CBLA-FM
- Toronto, Ontario; Canada;
- Broadcast area: Golden Horseshoe
- Frequency: 99.1 MHz (HD Radio)

Programming
- Language: English
- Format: Public radio/News/Talk
- Subchannels: HD2: CBL-FM simulcast
- Network: CBC Radio One

Ownership
- Owner: Canadian Broadcasting Corporation
- Sister stations: CBL-FM, CJBC, CJBC-FM, CBLT-DT, CBLFT-DT

History
- First air date: March 5, 1928
- Former call signs: CKGW (1928–1932); CRCT (1932–1937); CBL (1937–1999);
- Former frequencies: 910 kHz (1928–1929); 690 kHz (1929); 960 kHz (1929–1931, 1933-1934); 840 kHz (1931–1933, 1934-1941); 740 kHz (1941–1999);
- Call sign meaning: Canadian Broadcasting Corporation Great Lakes A

Technical information
- Licensing authority: CRTC
- Class: C1
- ERP: 55,100 watts (average) 98,000 watts (peak)
- HAAT: 303.7 metres (996 ft)

Links
- Webcast: Listen live
- Website: CBC Toronto

= CBLA-FM =

CBC Radio One station in Toronto, Canada

CBLA-FM (99.1 MHz) is a non-commercial radio station in Toronto, Ontario, Canada. Owned and operated by the Canadian Broadcasting Corporation, the station is the flagship station of the CBC Radio One network, broadcasting a mix of news and talk. In addition to the Toronto market, CBLA also reaches much of Central Ontario with a network of twelve rebroadcasters. The studios are in the Canadian Broadcasting Centre.

CBLA-FM has an average effective radiated power (ERP) of 55,100 watts, peaking at 98,000 watts. The transmitter is atop First Canadian Place, at King and Bay Streets. It uses a directional antenna to avoid interference with stations in the U.S. Besides a standard analog transmission, CBLA streams its programming online.

== History ==
=== CKGW and CBL ===
CBLA's origins date back to March 5, 1928. That was the official sign on of CKGW at 910 AM, a commercial station owned by Gooderham and Worts, with studios at the King Edward Hotel. However, Gooderham & Worts had been operating the station on an experimental basis from as early as 1925.

Due to the instability of frequency allocations in North America at the time, the station's frequency changed several times over the next number of years, to 960, 690 and finally clear channel 840.

CKGW was one of several privately owned Toronto stations whose facilities were used by railway broadcasting networks. By the end of 1924, CNR Radio linked Toronto stations CFCA and CKGW by telegraph line during "CNR-paid time" under the CNRX phantom call sign; in 1931, CKGW shared time on 840 kHz with CNRT. Canadian Pacific Radio's Toronto phantom station CPRY also used CKGW's facilities in the early 1930s.

Problems to work on >>
A: Reproduce the CBLA-FM article word for word from "CBLA-FM (99.1 MHz)" to "its programming online.".
B: For each statement, say yes or no as to whether the CBLA-FM article agrees with it, and quote the words that decide it: (i) CBLA-FM's transmitter is atop First Canadian Place. (ii) CBLA reaches much of Central Ontario through a network of ten rebroadcasters. (iii) CKGW was owned by Gooderham and Worts.
The entries are not needed for anything here.

Region boundary data >>
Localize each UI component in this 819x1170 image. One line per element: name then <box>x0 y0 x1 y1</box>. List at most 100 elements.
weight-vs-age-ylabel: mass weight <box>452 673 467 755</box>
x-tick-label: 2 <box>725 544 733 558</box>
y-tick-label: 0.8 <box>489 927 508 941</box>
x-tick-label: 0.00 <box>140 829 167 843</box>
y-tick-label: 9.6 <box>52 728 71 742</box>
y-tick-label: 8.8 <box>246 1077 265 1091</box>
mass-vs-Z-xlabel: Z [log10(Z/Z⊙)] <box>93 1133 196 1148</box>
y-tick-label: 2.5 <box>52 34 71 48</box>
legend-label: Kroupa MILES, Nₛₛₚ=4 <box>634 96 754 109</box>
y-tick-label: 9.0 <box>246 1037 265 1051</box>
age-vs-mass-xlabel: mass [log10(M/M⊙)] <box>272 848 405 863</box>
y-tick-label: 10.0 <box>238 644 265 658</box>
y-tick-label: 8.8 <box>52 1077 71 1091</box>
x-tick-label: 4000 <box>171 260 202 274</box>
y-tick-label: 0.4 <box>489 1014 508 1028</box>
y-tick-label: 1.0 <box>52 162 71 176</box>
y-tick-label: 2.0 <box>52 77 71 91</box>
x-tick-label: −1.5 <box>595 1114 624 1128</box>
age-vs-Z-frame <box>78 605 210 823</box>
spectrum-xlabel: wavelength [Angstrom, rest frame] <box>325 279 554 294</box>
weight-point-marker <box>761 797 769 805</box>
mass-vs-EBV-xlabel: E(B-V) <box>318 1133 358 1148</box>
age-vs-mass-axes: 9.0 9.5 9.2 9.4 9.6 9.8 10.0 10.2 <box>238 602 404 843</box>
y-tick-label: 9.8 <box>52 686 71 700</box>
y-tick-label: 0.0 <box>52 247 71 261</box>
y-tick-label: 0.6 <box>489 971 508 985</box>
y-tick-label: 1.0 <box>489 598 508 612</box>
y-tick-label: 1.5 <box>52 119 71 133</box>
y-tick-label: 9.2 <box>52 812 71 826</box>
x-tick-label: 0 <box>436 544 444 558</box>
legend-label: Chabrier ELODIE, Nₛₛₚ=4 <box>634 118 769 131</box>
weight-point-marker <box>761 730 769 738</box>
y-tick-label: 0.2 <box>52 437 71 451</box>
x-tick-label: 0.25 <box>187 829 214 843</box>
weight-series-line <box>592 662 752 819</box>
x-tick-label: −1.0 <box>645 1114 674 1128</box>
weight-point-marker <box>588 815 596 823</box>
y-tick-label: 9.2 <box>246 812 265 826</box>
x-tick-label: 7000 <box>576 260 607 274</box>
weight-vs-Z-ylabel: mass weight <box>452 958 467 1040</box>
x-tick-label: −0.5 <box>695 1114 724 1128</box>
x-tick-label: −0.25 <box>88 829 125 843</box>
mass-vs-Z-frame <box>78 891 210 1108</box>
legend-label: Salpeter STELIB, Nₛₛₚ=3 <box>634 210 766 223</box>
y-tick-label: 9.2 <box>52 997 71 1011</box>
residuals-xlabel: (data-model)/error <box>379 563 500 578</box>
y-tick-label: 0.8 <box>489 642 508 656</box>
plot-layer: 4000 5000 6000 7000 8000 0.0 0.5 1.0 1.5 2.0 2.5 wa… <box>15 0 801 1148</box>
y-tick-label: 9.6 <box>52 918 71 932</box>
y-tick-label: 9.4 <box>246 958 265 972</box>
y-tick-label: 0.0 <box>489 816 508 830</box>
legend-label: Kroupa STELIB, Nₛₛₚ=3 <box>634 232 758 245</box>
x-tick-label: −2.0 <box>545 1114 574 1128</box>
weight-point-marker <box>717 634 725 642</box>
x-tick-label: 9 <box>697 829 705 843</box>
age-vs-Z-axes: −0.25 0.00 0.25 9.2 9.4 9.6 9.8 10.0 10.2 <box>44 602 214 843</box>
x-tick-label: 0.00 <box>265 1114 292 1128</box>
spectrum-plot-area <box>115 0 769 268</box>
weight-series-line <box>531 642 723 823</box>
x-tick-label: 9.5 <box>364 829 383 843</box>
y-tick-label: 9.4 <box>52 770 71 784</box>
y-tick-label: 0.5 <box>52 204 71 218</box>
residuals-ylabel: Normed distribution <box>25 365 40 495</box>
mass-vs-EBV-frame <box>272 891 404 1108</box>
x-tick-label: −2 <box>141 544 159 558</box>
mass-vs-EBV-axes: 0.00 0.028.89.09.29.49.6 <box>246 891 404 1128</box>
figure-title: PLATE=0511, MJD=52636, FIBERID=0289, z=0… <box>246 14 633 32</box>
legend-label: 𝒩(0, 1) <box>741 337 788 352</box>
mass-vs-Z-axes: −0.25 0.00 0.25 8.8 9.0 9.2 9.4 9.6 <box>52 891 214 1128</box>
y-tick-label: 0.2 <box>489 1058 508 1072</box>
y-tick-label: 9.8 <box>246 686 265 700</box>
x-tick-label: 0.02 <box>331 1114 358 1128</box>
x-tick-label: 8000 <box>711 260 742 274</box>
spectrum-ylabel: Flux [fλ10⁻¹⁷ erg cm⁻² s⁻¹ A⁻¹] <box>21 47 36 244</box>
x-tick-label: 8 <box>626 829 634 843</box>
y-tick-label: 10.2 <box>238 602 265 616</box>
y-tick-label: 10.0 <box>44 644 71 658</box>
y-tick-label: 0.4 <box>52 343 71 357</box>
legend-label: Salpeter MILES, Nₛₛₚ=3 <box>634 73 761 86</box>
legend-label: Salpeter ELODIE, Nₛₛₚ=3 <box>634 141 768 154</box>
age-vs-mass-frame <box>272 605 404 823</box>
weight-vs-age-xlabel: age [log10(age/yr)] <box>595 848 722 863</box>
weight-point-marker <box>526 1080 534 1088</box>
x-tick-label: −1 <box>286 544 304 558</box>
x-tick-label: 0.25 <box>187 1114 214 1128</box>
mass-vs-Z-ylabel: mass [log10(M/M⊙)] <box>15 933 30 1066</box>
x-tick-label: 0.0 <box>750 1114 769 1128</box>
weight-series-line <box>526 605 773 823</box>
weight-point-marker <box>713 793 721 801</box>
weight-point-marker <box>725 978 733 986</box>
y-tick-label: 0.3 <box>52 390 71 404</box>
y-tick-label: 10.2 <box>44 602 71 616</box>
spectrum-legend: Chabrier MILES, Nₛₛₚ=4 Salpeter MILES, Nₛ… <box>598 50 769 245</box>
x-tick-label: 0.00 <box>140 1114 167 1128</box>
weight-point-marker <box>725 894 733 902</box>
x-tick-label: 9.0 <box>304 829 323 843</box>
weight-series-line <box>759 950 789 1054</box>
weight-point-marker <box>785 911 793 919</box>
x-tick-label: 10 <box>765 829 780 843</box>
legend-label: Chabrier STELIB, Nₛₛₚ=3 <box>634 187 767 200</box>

Answers provided >>
A:
CBLA-FM (99.1 MHz) is a non-commercial radio station in Toronto, Ontario, Canada. Owned and operated by the Canadian Broadcasting Corporation, the station is the flagship station of the CBC Radio One network, broadcasting a mix of news and talk. In addition to the Toronto market, CBLA also reaches much of Central Ontario with a network of twelve rebroadcasters. The studios are in the Canadian Broadcasting Centre.

CBLA-FM has an average effective radiated power (ERP) of 55,100 watts, peaking at 98,000 watts. The transmitter is atop First Canadian Place, at King and Bay Streets. It uses a directional antenna to avoid interference with stations in the U.S. Besides a standard analog transmission, CBLA streams its programming online.

B:
(i) Yes: "The transmitter is atop First Canadian Place, at King and Bay Streets."
(ii) No: "CBLA also reaches much of Central Ontario with a network of twelve rebroadcasters."
(iii) Yes: "a commercial station owned by Gooderham and Worts"